EXERCISE AIM:
Isolate every line in the records below with "icon" in it.

· · · · ·

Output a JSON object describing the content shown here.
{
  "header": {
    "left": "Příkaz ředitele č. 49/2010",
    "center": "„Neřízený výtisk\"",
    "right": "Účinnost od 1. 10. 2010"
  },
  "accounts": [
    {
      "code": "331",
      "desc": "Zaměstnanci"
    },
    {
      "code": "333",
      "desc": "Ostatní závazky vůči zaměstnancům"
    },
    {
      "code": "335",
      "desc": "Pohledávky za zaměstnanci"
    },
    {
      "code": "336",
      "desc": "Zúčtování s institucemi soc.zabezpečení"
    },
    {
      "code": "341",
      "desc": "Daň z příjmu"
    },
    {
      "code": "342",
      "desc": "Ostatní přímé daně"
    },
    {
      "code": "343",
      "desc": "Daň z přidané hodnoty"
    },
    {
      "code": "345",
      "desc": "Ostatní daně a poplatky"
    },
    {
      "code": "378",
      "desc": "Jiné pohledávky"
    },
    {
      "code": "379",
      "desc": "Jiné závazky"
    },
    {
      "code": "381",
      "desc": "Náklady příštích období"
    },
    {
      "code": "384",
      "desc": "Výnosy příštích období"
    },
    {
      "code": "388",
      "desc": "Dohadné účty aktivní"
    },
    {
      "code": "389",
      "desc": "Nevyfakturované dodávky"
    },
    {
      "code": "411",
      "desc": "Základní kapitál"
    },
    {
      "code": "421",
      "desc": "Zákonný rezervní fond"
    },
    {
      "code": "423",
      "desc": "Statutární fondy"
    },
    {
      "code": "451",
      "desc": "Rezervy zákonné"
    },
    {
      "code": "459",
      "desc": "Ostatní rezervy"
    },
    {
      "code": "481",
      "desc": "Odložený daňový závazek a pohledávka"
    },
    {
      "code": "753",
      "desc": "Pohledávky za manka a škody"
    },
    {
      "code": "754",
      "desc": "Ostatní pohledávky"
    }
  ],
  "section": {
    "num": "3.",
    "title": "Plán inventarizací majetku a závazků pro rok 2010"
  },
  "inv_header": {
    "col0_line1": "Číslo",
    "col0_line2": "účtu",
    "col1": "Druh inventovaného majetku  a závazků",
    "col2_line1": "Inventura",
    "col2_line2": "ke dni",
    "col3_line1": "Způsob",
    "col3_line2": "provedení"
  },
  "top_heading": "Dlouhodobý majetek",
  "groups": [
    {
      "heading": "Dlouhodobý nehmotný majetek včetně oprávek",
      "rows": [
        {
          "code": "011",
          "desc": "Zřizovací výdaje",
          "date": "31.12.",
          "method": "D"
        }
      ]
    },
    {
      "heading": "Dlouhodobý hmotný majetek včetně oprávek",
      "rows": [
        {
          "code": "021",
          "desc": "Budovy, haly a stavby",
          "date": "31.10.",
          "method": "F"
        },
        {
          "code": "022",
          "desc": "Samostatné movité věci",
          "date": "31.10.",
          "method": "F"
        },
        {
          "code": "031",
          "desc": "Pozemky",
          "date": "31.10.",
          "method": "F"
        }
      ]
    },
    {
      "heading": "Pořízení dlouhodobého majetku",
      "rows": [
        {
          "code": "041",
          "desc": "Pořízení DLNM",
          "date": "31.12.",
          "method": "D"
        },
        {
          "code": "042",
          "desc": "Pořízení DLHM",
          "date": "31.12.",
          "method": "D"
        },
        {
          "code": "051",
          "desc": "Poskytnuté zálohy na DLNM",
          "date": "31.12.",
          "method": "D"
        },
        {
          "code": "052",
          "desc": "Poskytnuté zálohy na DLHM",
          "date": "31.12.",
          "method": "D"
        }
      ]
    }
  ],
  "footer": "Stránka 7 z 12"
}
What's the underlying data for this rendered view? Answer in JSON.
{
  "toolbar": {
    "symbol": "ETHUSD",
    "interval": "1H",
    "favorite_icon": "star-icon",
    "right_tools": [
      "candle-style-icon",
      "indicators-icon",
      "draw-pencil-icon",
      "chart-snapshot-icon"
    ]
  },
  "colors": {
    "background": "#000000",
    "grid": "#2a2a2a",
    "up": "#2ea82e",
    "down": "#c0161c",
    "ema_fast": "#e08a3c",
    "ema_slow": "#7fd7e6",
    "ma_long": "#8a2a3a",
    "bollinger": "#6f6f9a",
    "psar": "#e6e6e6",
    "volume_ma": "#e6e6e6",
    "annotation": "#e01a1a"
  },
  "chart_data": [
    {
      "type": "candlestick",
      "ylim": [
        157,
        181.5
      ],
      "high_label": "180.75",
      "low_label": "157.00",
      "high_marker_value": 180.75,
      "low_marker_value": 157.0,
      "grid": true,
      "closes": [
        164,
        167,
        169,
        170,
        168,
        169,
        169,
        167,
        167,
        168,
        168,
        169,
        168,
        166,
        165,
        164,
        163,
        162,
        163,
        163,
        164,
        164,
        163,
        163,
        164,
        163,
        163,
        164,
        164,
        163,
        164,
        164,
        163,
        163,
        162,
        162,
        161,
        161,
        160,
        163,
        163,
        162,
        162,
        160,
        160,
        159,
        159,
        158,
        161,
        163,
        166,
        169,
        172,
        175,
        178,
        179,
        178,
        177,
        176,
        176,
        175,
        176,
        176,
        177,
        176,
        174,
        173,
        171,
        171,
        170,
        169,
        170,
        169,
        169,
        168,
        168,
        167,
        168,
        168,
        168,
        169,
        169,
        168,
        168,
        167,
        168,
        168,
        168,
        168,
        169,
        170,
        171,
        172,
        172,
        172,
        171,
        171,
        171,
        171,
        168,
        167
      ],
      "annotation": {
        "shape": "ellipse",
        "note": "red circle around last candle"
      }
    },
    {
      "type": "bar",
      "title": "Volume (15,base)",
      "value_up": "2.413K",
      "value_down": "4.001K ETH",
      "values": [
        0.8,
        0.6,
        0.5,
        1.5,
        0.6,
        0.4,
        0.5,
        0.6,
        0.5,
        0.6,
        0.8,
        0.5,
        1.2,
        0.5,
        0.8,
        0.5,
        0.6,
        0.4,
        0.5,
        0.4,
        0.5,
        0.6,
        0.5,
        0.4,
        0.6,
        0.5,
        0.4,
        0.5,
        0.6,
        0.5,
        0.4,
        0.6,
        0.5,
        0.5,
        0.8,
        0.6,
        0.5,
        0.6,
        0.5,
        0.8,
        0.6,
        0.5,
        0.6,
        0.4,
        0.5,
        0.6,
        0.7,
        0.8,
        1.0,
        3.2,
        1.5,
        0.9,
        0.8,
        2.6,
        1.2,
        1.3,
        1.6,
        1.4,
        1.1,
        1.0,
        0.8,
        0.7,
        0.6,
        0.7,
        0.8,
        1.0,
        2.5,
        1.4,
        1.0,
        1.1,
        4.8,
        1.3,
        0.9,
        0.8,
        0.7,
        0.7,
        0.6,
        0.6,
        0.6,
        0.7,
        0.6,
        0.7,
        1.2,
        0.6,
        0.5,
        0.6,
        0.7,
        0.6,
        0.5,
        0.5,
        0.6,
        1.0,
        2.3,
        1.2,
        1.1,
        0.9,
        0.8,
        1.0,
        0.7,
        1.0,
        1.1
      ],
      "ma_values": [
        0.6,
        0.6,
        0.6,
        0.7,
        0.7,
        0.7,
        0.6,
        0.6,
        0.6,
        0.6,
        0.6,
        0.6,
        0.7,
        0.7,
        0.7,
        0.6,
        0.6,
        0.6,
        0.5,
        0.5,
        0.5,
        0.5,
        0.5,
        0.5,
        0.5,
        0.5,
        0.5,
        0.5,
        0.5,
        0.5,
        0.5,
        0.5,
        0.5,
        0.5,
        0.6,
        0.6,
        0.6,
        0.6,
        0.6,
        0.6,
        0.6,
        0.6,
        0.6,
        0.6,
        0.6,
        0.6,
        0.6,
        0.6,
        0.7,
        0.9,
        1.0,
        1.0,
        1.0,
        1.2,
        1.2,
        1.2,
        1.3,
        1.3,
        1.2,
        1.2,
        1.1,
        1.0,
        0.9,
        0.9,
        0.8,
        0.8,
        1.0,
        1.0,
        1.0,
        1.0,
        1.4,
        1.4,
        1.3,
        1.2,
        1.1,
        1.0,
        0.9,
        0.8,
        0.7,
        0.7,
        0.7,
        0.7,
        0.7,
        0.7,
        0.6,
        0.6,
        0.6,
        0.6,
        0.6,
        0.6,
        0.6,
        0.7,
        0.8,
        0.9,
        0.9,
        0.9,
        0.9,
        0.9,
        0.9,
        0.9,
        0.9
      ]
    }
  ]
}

· · · · ·

TASK SOLUTION:
    "favorite_icon": "star-icon",
      "candle-style-icon",
      "indicators-icon",
      "draw-pencil-icon",
      "chart-snapshot-icon"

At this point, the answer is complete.